### Record set
>> begin

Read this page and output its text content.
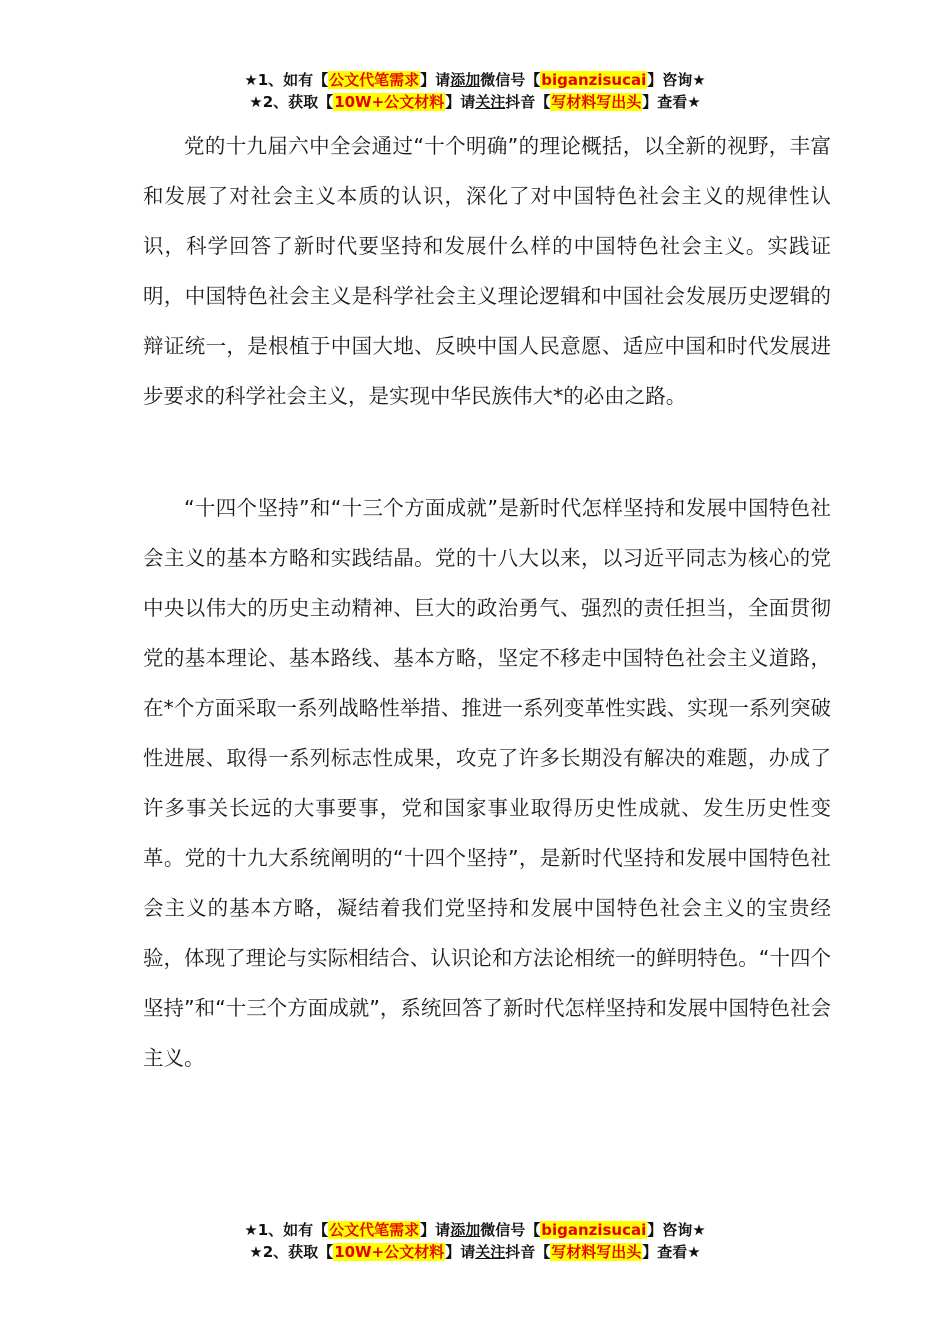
★1、如有【公文代笔需求】请添加微信号【biganzisucai】咨询★
★2、获取【10W+公文材料】请关注抖音【写材料写出头】查看★

党的十九届六中全会通过“十个明确”的理论概括，以全新的视野，丰富和发展了对社会主义本质的认识，深化了对中国特色社会主义的规律性认识，科学回答了新时代要坚持和发展什么样的中国特色社会主义。实践证明，中国特色社会主义是科学社会主义理论逻辑和中国社会发展历史逻辑的辩证统一，是根植于中国大地、反映中国人民意愿、适应中国和时代发展进步要求的科学社会主义，是实现中华民族伟大*的必由之路。

“十四个坚持”和“十三个方面成就”是新时代怎样坚持和发展中国特色社会主义的基本方略和实践结晶。党的十八大以来，以习近平同志为核心的党中央以伟大的历史主动精神、巨大的政治勇气、强烈的责任担当，全面贯彻党的基本理论、基本路线、基本方略，坚定不移走中国特色社会主义道路，在*个方面采取一系列战略性举措、推进一系列变革性实践、实现一系列突破性进展、取得一系列标志性成果，攻克了许多长期没有解决的难题，办成了许多事关长远的大事要事，党和国家事业取得历史性成就、发生历史性变革。党的十九大系统阐明的“十四个坚持”，是新时代坚持和发展中国特色社会主义的基本方略，凝结着我们党坚持和发展中国特色社会主义的宝贵经验，体现了理论与实际相结合、认识论和方法论相统一的鲜明特色。“十四个坚持”和“十三个方面成就”，系统回答了新时代怎样坚持和发展中国特色社会主义。

★1、如有【公文代笔需求】请添加微信号【biganzisucai】咨询★
★2、获取【10W+公文材料】请关注抖音【写材料写出头】查看★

>> end

### Exercise requirements
All of the data above should be transcribed verbatim, with pictures omitted.

### Exercise response
Read this page and output its text content.
★1、如有【公文代笔需求】请添加微信号【biganzisucai】咨询★
★2、获取【10W+公文材料】请关注抖音【写材料写出头】查看★

党的十九届六中全会通过“十个明确”的理论概括，以全新的视野，丰富和发展了对社会主义本质的认识，深化了对中国特色社会主义的规律性认识，科学回答了新时代要坚持和发展什么样的中国特色社会主义。实践证明，中国特色社会主义是科学社会主义理论逻辑和中国社会发展历史逻辑的辩证统一，是根植于中国大地、反映中国人民意愿、适应中国和时代发展进步要求的科学社会主义，是实现中华民族伟大*的必由之路。

“十四个坚持”和“十三个方面成就”是新时代怎样坚持和发展中国特色社会主义的基本方略和实践结晶。党的十八大以来，以习近平同志为核心的党中央以伟大的历史主动精神、巨大的政治勇气、强烈的责任担当，全面贯彻党的基本理论、基本路线、基本方略，坚定不移走中国特色社会主义道路，在*个方面采取一系列战略性举措、推进一系列变革性实践、实现一系列突破性进展、取得一系列标志性成果，攻克了许多长期没有解决的难题，办成了许多事关长远的大事要事，党和国家事业取得历史性成就、发生历史性变革。党的十九大系统阐明的“十四个坚持”，是新时代坚持和发展中国特色社会主义的基本方略，凝结着我们党坚持和发展中国特色社会主义的宝贵经验，体现了理论与实际相结合、认识论和方法论相统一的鲜明特色。“十四个坚持”和“十三个方面成就”，系统回答了新时代怎样坚持和发展中国特色社会主义。

★1、如有【公文代笔需求】请添加微信号【biganzisucai】咨询★
★2、获取【10W+公文材料】请关注抖音【写材料写出头】查看★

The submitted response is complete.